== What you should do ==
Reproduce the listing exactly and skip over any pictures.

== Supplied material ==
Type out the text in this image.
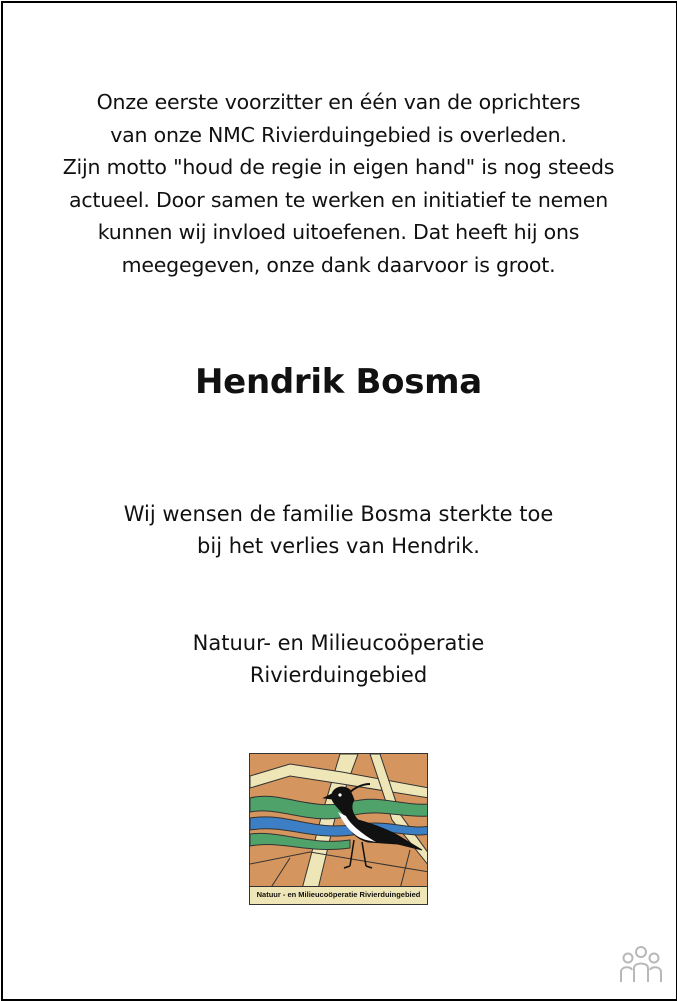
Onze eerste voorzitter en één van de oprichters
van onze NMC Rivierduingebied is overleden.
Zijn motto "houd de regie in eigen hand" is nog steeds
actueel. Door samen te werken en initiatief te nemen
kunnen wij invloed uitoefenen. Dat heeft hij ons
meegegeven, onze dank daarvoor is groot.
Hendrik Bosma
Wij wensen de familie Bosma sterkte toe
bij het verlies van Hendrik.
Natuur- en Milieucoöperatie
Rivierduingebied
Natuur - en Milieucoöperatie Rivierduingebied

== Output of the task ==
Type out the text in this image.
Onze eerste voorzitter en één van de oprichters
van onze NMC Rivierduingebied is overleden.
Zijn motto "houd de regie in eigen hand" is nog steeds
actueel. Door samen te werken en initiatief te nemen
kunnen wij invloed uitoefenen. Dat heeft hij ons
meegegeven, onze dank daarvoor is groot.
Hendrik Bosma
Wij wensen de familie Bosma sterkte toe
bij het verlies van Hendrik.
Natuur- en Milieucoöperatie
Rivierduingebied
Natuur - en Milieucoöperatie Rivierduingebied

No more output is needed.